── Supplied information

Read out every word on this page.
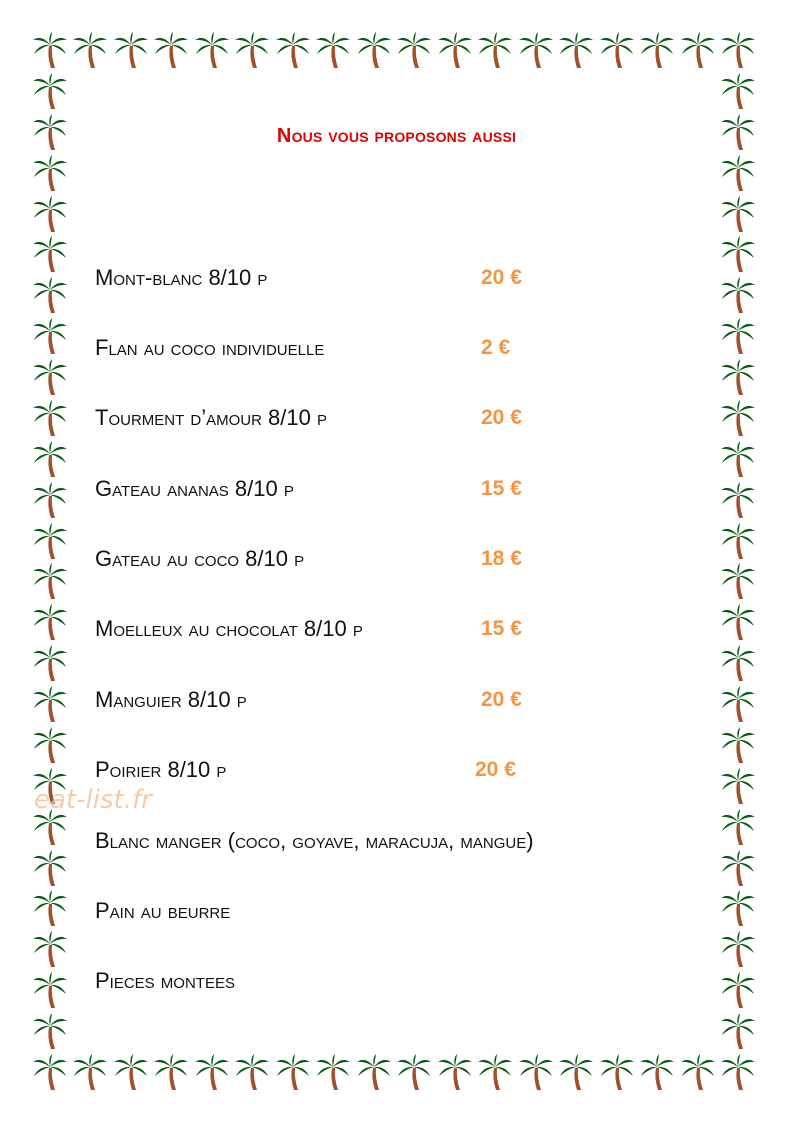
Nous vous proposons aussi
Mont-blanc 8/10 p	20 €
Flan au coco individuelle	2 €
Tourment d’amour 8/10 p	20 €
Gateau ananas 8/10 p	15 €
Gateau au coco 8/10 p	18 €
Moelleux au chocolat 8/10 p	15 €
Manguier 8/10 p	20 €
Poirier 8/10 p	20 €
Blanc manger (coco, goyave, maracuja, mangue)
Pain au beurre
Pieces montees
eat-list.fr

────

Work to do:
Give all the entries again exactly, dropping each picture.

Output for this exercise:
Read out every word on this page.
Nous vous proposons aussi
Mont-blanc 8/10 p	20 €
Flan au coco individuelle	2 €
Tourment d’amour 8/10 p	20 €
Gateau ananas 8/10 p	15 €
Gateau au coco 8/10 p	18 €
Moelleux au chocolat 8/10 p	15 €
Manguier 8/10 p	20 €
Poirier 8/10 p	20 €
Blanc manger (coco, goyave, maracuja, mangue)
Pain au beurre
Pieces montees
eat-list.fr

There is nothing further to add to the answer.